# Task
Reproduce every row below verbatim, leaving out any picture placeholders.

─── Information supplied

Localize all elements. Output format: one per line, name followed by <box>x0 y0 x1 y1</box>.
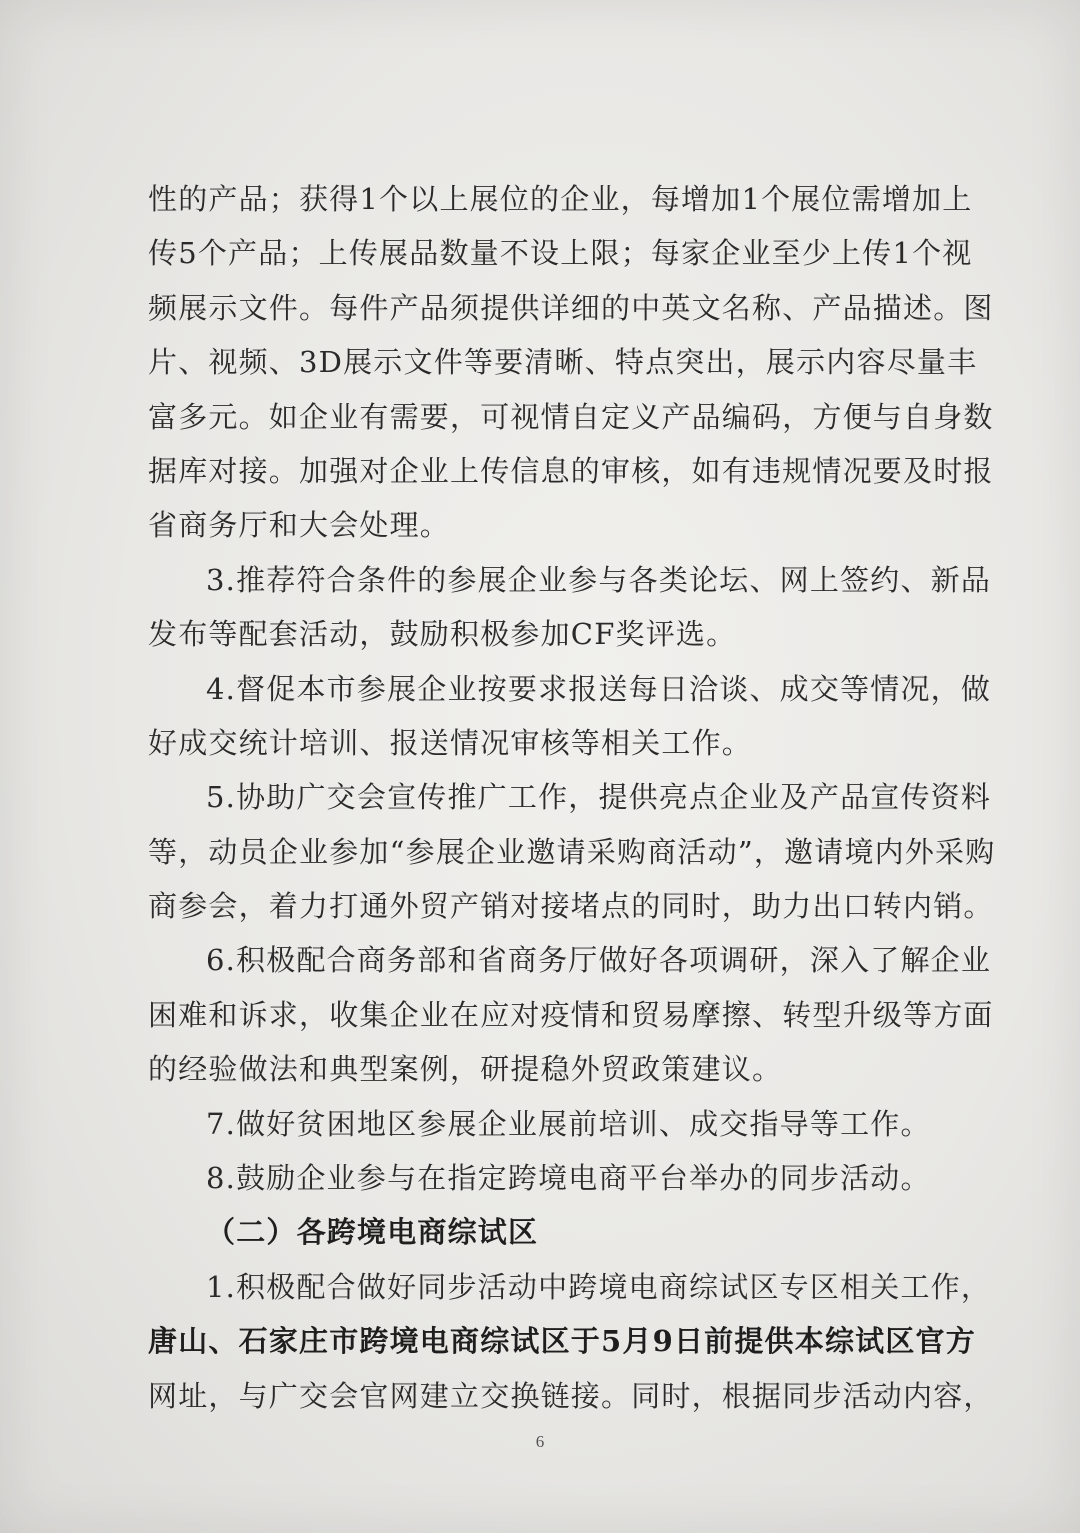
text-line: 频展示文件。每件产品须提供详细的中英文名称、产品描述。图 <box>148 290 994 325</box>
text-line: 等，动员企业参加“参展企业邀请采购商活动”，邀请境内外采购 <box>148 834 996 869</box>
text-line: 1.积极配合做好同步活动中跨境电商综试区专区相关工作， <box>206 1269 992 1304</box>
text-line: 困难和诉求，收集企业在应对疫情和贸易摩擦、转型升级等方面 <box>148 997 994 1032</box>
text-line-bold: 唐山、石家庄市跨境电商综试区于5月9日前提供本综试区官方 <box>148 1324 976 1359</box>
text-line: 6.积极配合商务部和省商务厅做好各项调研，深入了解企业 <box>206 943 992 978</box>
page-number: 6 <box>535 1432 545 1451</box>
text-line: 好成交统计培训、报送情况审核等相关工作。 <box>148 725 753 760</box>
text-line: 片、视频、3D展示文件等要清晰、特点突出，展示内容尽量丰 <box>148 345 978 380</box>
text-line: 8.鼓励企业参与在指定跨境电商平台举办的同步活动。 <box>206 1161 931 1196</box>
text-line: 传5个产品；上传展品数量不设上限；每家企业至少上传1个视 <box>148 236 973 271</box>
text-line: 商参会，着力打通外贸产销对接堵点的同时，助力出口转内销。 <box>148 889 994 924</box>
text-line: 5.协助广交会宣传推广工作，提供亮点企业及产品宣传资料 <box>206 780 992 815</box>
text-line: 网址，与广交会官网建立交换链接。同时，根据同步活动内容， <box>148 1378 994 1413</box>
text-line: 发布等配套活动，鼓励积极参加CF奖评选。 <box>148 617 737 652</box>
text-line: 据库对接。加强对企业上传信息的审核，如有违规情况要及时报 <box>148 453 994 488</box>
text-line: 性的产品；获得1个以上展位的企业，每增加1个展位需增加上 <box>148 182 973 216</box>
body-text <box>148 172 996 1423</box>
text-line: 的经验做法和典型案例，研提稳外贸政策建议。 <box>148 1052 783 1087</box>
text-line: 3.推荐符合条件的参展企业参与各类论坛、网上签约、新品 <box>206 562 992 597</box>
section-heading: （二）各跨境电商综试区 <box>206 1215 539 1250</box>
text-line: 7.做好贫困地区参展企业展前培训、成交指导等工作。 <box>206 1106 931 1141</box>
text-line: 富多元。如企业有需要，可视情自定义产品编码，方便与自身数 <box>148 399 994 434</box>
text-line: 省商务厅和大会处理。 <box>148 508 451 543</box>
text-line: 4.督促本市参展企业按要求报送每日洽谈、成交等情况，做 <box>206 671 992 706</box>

──────

# Correct answer
Localize all elements. Output format: one per line, name followed by <box>x0 y0 x1 y1</box>.
text-line: 频展示文件。每件产品须提供详细的中英文名称、产品描述。图 <box>148 290 994 325</box>
text-line: 等，动员企业参加“参展企业邀请采购商活动”，邀请境内外采购 <box>148 834 996 869</box>
text-line: 1.积极配合做好同步活动中跨境电商综试区专区相关工作， <box>206 1269 992 1304</box>
text-line: 困难和诉求，收集企业在应对疫情和贸易摩擦、转型升级等方面 <box>148 997 994 1032</box>
text-line-bold: 唐山、石家庄市跨境电商综试区于5月9日前提供本综试区官方 <box>148 1324 976 1359</box>
text-line: 6.积极配合商务部和省商务厅做好各项调研，深入了解企业 <box>206 943 992 978</box>
page-number: 6 <box>535 1432 545 1451</box>
text-line: 好成交统计培训、报送情况审核等相关工作。 <box>148 725 753 760</box>
text-line: 片、视频、3D展示文件等要清晰、特点突出，展示内容尽量丰 <box>148 345 978 380</box>
text-line: 8.鼓励企业参与在指定跨境电商平台举办的同步活动。 <box>206 1161 931 1196</box>
text-line: 传5个产品；上传展品数量不设上限；每家企业至少上传1个视 <box>148 236 973 271</box>
text-line: 商参会，着力打通外贸产销对接堵点的同时，助力出口转内销。 <box>148 889 994 924</box>
text-line: 5.协助广交会宣传推广工作，提供亮点企业及产品宣传资料 <box>206 780 992 815</box>
text-line: 网址，与广交会官网建立交换链接。同时，根据同步活动内容， <box>148 1378 994 1413</box>
text-line: 发布等配套活动，鼓励积极参加CF奖评选。 <box>148 617 737 652</box>
text-line: 据库对接。加强对企业上传信息的审核，如有违规情况要及时报 <box>148 453 994 488</box>
text-line: 性的产品；获得1个以上展位的企业，每增加1个展位需增加上 <box>148 182 973 216</box>
body-text <box>148 172 996 1423</box>
text-line: 的经验做法和典型案例，研提稳外贸政策建议。 <box>148 1052 783 1087</box>
text-line: 3.推荐符合条件的参展企业参与各类论坛、网上签约、新品 <box>206 562 992 597</box>
section-heading: （二）各跨境电商综试区 <box>206 1215 539 1250</box>
text-line: 7.做好贫困地区参展企业展前培训、成交指导等工作。 <box>206 1106 931 1141</box>
text-line: 富多元。如企业有需要，可视情自定义产品编码，方便与自身数 <box>148 399 994 434</box>
text-line: 省商务厅和大会处理。 <box>148 508 451 543</box>
text-line: 4.督促本市参展企业按要求报送每日洽谈、成交等情况，做 <box>206 671 992 706</box>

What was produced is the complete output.